Convert the material below into a JSON list of strings, with one string for each line and no blank lines. Leave out the lines that stand for pictures.

───── PROVIDED RECORDS

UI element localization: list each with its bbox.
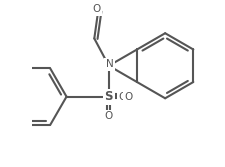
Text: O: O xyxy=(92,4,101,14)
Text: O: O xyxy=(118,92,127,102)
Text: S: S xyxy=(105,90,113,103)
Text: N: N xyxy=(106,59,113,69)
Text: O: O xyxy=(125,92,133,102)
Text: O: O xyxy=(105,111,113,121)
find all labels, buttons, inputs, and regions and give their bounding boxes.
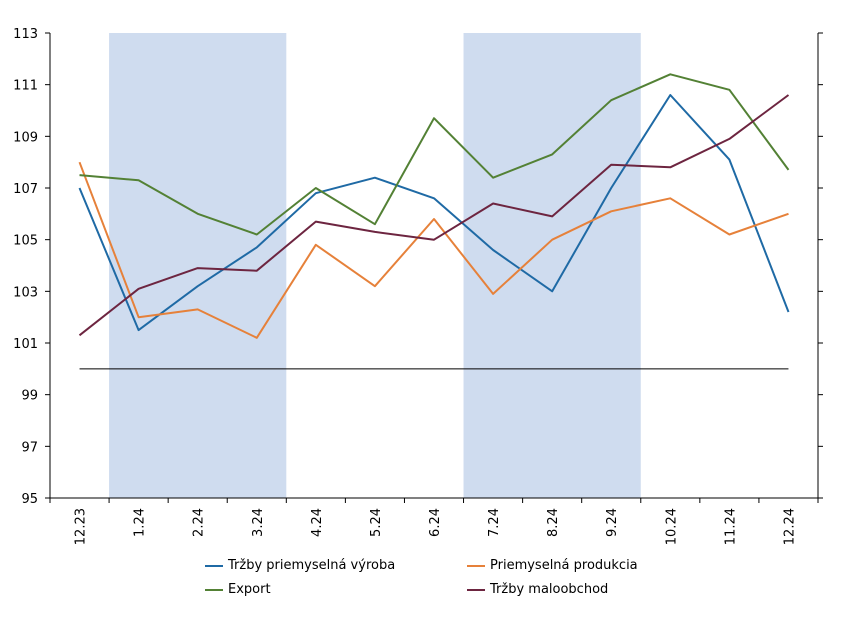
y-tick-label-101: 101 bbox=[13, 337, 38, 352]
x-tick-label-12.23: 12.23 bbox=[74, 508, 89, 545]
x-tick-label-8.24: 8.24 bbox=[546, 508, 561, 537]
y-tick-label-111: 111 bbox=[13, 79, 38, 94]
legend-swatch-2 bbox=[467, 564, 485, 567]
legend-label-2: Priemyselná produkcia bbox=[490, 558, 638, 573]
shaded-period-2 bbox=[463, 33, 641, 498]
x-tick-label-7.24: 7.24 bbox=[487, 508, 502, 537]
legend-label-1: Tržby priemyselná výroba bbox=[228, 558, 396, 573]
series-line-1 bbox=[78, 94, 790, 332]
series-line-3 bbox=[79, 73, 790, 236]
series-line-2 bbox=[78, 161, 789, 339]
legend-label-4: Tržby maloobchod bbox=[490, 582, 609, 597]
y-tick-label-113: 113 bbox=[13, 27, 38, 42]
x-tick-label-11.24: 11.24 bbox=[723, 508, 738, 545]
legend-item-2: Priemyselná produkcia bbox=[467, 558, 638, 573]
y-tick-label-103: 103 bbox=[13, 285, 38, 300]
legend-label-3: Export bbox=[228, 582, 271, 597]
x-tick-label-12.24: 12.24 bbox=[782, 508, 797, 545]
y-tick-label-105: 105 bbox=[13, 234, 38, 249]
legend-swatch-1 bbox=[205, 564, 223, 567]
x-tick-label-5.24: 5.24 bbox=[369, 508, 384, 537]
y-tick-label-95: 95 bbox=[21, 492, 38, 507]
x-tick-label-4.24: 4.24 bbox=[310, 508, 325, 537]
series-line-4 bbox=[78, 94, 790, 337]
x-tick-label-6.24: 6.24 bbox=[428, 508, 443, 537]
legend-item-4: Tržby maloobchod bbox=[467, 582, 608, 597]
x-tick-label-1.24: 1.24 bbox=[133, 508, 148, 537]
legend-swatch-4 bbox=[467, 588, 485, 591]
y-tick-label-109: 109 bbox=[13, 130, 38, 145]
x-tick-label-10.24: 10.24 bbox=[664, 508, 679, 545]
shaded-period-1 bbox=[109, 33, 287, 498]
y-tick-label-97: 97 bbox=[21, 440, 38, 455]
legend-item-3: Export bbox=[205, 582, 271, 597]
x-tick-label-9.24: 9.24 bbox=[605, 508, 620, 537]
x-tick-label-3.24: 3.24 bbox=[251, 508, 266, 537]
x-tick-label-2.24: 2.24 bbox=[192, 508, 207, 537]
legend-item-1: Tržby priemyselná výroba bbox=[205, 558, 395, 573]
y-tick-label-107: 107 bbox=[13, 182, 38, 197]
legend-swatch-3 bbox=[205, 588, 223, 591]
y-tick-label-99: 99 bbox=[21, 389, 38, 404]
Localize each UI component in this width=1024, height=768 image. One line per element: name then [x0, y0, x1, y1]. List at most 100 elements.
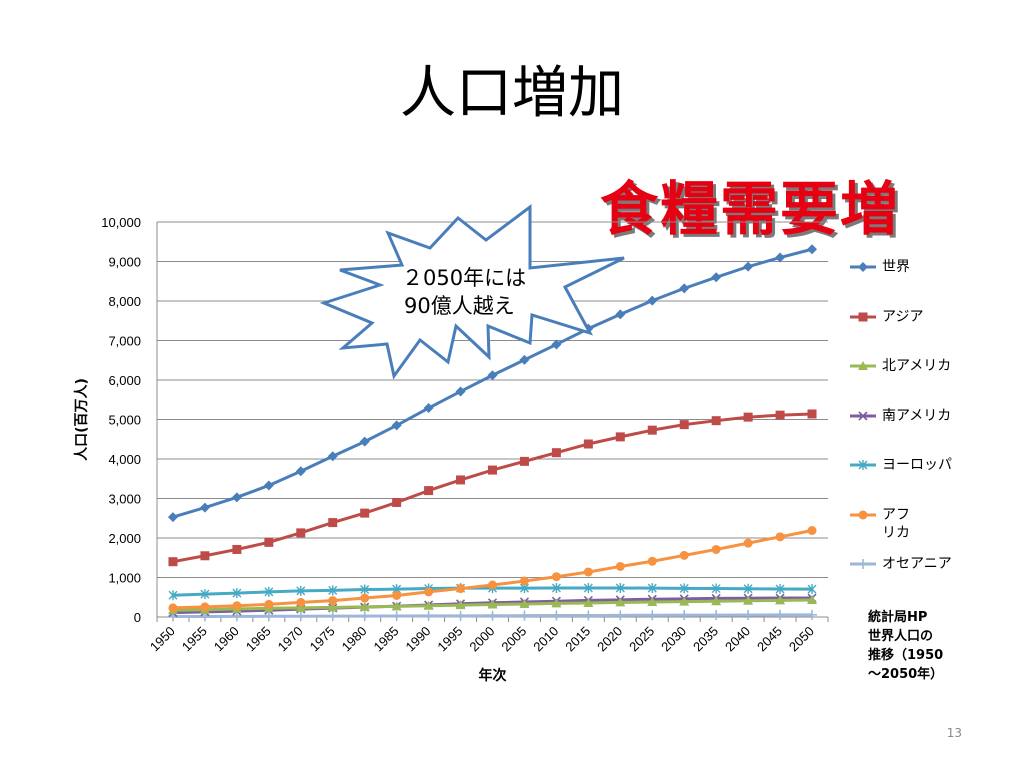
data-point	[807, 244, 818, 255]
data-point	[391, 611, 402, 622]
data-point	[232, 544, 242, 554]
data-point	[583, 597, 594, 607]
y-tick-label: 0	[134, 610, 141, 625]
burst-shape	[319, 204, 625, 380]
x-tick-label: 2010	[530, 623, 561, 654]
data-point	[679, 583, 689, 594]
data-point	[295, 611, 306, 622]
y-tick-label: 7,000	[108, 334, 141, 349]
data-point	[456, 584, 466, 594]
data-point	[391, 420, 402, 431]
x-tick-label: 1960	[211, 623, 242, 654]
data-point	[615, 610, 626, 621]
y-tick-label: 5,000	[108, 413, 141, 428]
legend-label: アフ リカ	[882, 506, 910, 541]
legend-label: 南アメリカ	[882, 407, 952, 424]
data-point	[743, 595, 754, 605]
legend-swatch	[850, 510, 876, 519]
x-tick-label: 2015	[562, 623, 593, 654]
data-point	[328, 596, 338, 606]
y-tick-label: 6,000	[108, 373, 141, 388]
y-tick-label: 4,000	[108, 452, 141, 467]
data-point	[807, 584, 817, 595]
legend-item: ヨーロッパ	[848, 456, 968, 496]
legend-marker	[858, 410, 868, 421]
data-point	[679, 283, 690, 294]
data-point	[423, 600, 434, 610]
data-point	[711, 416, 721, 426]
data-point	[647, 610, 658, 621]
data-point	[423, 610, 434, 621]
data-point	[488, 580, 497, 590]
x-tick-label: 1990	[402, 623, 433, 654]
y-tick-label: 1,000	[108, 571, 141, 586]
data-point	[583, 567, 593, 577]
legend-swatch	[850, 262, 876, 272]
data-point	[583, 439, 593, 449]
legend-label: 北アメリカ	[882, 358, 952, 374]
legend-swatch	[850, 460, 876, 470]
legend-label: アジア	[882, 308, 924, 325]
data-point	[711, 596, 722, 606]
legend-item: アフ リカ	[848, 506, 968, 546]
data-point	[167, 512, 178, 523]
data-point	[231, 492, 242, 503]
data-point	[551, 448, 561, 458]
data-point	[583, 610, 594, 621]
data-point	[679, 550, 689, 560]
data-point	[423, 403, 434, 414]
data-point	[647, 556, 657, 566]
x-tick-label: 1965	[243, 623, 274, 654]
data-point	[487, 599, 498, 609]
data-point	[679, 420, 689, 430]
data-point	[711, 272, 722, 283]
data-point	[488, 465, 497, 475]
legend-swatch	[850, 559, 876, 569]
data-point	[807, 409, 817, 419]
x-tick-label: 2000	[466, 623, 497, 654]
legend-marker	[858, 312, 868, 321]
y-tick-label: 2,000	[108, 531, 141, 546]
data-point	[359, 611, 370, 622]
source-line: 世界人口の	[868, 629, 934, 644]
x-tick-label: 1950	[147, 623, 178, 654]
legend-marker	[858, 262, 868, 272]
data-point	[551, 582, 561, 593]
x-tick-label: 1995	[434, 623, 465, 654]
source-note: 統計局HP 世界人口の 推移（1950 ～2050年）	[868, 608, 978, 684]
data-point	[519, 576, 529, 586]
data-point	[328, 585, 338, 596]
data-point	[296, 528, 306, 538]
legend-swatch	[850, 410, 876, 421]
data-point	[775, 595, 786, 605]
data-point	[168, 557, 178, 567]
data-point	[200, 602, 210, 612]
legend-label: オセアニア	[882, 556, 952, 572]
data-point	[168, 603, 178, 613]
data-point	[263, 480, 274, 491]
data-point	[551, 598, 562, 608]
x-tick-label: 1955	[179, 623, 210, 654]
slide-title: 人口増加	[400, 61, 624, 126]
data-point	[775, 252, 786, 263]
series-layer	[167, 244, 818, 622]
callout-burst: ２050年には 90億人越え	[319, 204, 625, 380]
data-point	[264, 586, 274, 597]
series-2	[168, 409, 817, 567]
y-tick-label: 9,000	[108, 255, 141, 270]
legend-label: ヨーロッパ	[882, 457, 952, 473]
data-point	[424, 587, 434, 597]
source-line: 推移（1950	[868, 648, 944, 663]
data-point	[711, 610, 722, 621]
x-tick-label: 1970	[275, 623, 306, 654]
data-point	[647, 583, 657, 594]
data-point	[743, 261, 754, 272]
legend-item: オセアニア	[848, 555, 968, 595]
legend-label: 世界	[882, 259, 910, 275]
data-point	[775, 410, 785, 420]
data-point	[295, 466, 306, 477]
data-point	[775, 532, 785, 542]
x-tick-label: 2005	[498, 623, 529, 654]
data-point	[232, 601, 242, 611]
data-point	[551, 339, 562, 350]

──────────

● **REPLY**:
[
  "UI element localization: list each with its bbox.",
  "Text: O: O xyxy=(92,4,101,14)",
  "Text: O: O xyxy=(118,92,127,102)",
  "Text: S: S xyxy=(105,90,113,103)",
  "Text: N: N xyxy=(106,59,113,69)",
  "Text: O: O xyxy=(125,92,133,102)",
  "Text: O: O xyxy=(105,111,113,121)",
  "find all labels, buttons, inputs, and regions and give their bounding boxes.",
  "y-tick-label-101: 101 bbox=[13, 337, 38, 352]",
  "x-tick-label-12.23: 12.23 bbox=[74, 508, 89, 545]",
  "x-tick-label-8.24: 8.24 bbox=[546, 508, 561, 537]",
  "y-tick-label-111: 111 bbox=[13, 79, 38, 94]",
  "legend-swatch-2 bbox=[467, 564, 485, 567]",
  "legend-label-2: Priemyselná produkcia bbox=[490, 558, 638, 573]",
  "shaded-period-2 bbox=[463, 33, 641, 498]",
  "x-tick-label-7.24: 7.24 bbox=[487, 508, 502, 537]",
  "legend-label-1: Tržby priemyselná výroba bbox=[228, 558, 396, 573]",
  "series-line-1 bbox=[78, 94, 790, 332]",
  "series-line-3 bbox=[79, 73, 790, 236]",
  "series-line-2 bbox=[78, 161, 789, 339]",
  "legend-label-4: Tržby maloobchod bbox=[490, 582, 609, 597]",
  "y-tick-label-113: 113 bbox=[13, 27, 38, 42]",
  "x-tick-label-11.24: 11.24 bbox=[723, 508, 738, 545]",
  "legend-item-2: Priemyselná produkcia bbox=[467, 558, 638, 573]",
  "y-tick-label-103: 103 bbox=[13, 285, 38, 300]",
  "legend-label-3: Export bbox=[228, 582, 271, 597]",
  "x-tick-label-12.24: 12.24 bbox=[782, 508, 797, 545]",
  "y-tick-label-105: 105 bbox=[13, 234, 38, 249]",
  "legend-swatch-1 bbox=[205, 564, 223, 567]",
  "x-tick-label-5.24: 5.24 bbox=[369, 508, 384, 537]",
  "y-tick-label-95: 95 bbox=[21, 492, 38, 507]",
  "x-tick-label-4.24: 4.24 bbox=[310, 508, 325, 537]",
  "series-line-4 bbox=[78, 94, 790, 337]",
  "x-tick-label-6.24: 6.24 bbox=[428, 508, 443, 537]",
  "legend-item-4: Tržby maloobchod bbox=[467, 582, 608, 597]",
  "x-tick-label-1.24: 1.24 bbox=[133, 508, 148, 537]",
  "legend-swatch-4 bbox=[467, 588, 485, 591]",
  "y-tick-label-109: 109 bbox=[13, 130, 38, 145]",
  "x-tick-label-10.24: 10.24 bbox=[664, 508, 679, 545]",
  "shaded-period-1 bbox=[109, 33, 287, 498]",
  "y-tick-label-97: 97 bbox=[21, 440, 38, 455]",
  "legend-item-3: Export bbox=[205, 582, 271, 597]",
  "x-tick-label-9.24: 9.24 bbox=[605, 508, 620, 537]",
  "x-tick-label-3.24: 3.24 bbox=[251, 508, 266, 537]",
  "x-tick-label-2.24: 2.24 bbox=[192, 508, 207, 537]",
  "legend-item-1: Tržby priemyselná výroba bbox=[205, 558, 395, 573]",
  "y-tick-label-107: 107 bbox=[13, 182, 38, 197]",
  "legend-swatch-3 bbox=[205, 588, 223, 591]",
  "y-tick-label-99: 99 bbox=[21, 389, 38, 404]",
  "Localize each UI component in this width=1024, height=768 image. One line per element: name then [x0, y0, x1, y1]. List at most 100 elements.",
  "data-point\t[807, 244, 818, 255]",
  "data-point\t[391, 611, 402, 622]",
  "data-point\t[232, 544, 242, 554]",
  "data-point\t[583, 597, 594, 607]",
  "y-tick-label: 0\t[134, 610, 141, 625]",
  "burst-shape\t[319, 204, 625, 380]",
  "x-tick-label: 2010\t[530, 623, 561, 654]",
  "data-point\t[679, 583, 689, 594]",
  "data-point\t[295, 611, 306, 622]",
  "y-tick-label: 7,000\t[108, 334, 141, 349]",
  "data-point\t[456, 584, 466, 594]",
  "data-point\t[391, 420, 402, 431]",
  "x-tick-label: 1960\t[211, 623, 242, 654]",
  "data-point\t[615, 610, 626, 621]",
  "y-tick-label: 5,000\t[108, 413, 141, 428]",
  "legend-label: アフ リカ\t[882, 506, 910, 541]",
  "legend-label: 南アメリカ\t[882, 407, 952, 424]",
  "data-point\t[743, 595, 754, 605]",
  "legend-swatch\t[850, 510, 876, 519]",
  "x-tick-label: 2015\t[562, 623, 593, 654]",
  "data-point\t[328, 596, 338, 606]",
  "y-tick-label: 6,000\t[108, 373, 141, 388]",
  "y-tick-label: 4,000\t[108, 452, 141, 467]",
  "data-point\t[807, 584, 817, 595]",
  "legend-item: ヨーロッパ\t[848, 456, 968, 496]",
  "legend-marker\t[858, 410, 868, 421]",
  "data-point\t[679, 283, 690, 294]",
  "data-point\t[423, 600, 434, 610]",
  "data-point\t[711, 416, 721, 426]",
  "data-point\t[647, 610, 658, 621]",
  "data-point\t[423, 610, 434, 621]",
  "data-point\t[488, 580, 497, 590]",
  "x-tick-label: 1990\t[402, 623, 433, 654]",
  "y-tick-label: 1,000\t[108, 571, 141, 586]",
  "data-point\t[583, 567, 593, 577]",
  "legend-swatch\t[850, 262, 876, 272]",
  "data-point\t[583, 439, 593, 449]",
  "legend-label: 北アメリカ\t[882, 358, 952, 374]",
  "legend-swatch\t[850, 460, 876, 470]",
  "legend-label: アジア\t[882, 308, 924, 325]",
  "data-point\t[711, 596, 722, 606]",
  "legend-item: アフ リカ\t[848, 506, 968, 546]",
  "data-point\t[167, 512, 178, 523]",
  "data-point\t[231, 492, 242, 503]",
  "data-point\t[551, 448, 561, 458]",
  "data-point\t[583, 610, 594, 621]",
  "data-point\t[679, 550, 689, 560]",
  "data-point\t[423, 403, 434, 414]",
  "data-point\t[647, 556, 657, 566]",
  "x-tick-label: 1965\t[243, 623, 274, 654]",
  "data-point\t[487, 599, 498, 609]",
  "data-point\t[679, 420, 689, 430]",
  "data-point\t[711, 272, 722, 283]",
  "data-point\t[488, 465, 497, 475]",
  "legend-swatch\t[850, 559, 876, 569]",
  "data-point\t[807, 409, 817, 419]",
  "x-tick-label: 2000\t[466, 623, 497, 654]",
  "legend-marker\t[858, 312, 868, 321]",
  "y-tick-label: 2,000\t[108, 531, 141, 546]",
  "data-point\t[359, 611, 370, 622]",
  "source-line: 世界人口の\t[868, 629, 934, 644]",
  "x-tick-label: 1950\t[147, 623, 178, 654]",
  "legend-marker\t[858, 262, 868, 272]",
  "data-point\t[551, 582, 561, 593]",
  "x-tick-label: 1995\t[434, 623, 465, 654]",
  "source-note: 統計局HP 世界人口の 推移（1950 ～2050年）\t[868, 608, 978, 684]",
  "data-point\t[519, 576, 529, 586]",
  "data-point\t[328, 585, 338, 596]",
  "data-point\t[296, 528, 306, 538]",
  "legend-swatch\t[850, 410, 876, 421]",
  "data-point\t[775, 595, 786, 605]",
  "data-point\t[168, 557, 178, 567]",
  "data-point\t[200, 602, 210, 612]",
  "legend-label: オセアニア\t[882, 556, 952, 572]",
  "data-point\t[168, 603, 178, 613]",
  "data-point\t[263, 480, 274, 491]",
  "data-point\t[551, 598, 562, 608]",
  "x-tick-label: 1955\t[179, 623, 210, 654]",
  "slide-title: 人口増加\t[400, 61, 624, 126]",
  "data-point\t[775, 252, 786, 263]",
  "series-layer\t[167, 244, 818, 622]",
  "callout-burst: ２050年には 90億人越え\t[319, 204, 625, 380]",
  "data-point\t[264, 586, 274, 597]",
  "series-2\t[168, 409, 817, 567]",
  "y-tick-label: 9,000\t[108, 255, 141, 270]",
  "legend-label: ヨーロッパ\t[882, 457, 952, 473]",
  "data-point\t[424, 587, 434, 597]",
  "source-line: 推移（1950\t[868, 648, 944, 663]",
  "data-point\t[711, 610, 722, 621]",
  "x-tick-label: 1970\t[275, 623, 306, 654]",
  "data-point\t[647, 583, 657, 594]",
  "data-point\t[743, 261, 754, 272]",
  "legend-item: オセアニア\t[848, 555, 968, 595]",
  "legend-label: 世界\t[882, 259, 910, 275]",
  "data-point\t[775, 410, 785, 420]",
  "data-point\t[295, 466, 306, 477]",
  "data-point\t[775, 532, 785, 542]",
  "x-tick-label: 2005\t[498, 623, 529, 654]",
  "data-point\t[232, 601, 242, 611]",
  "data-point\t[551, 339, 562, 350]"
]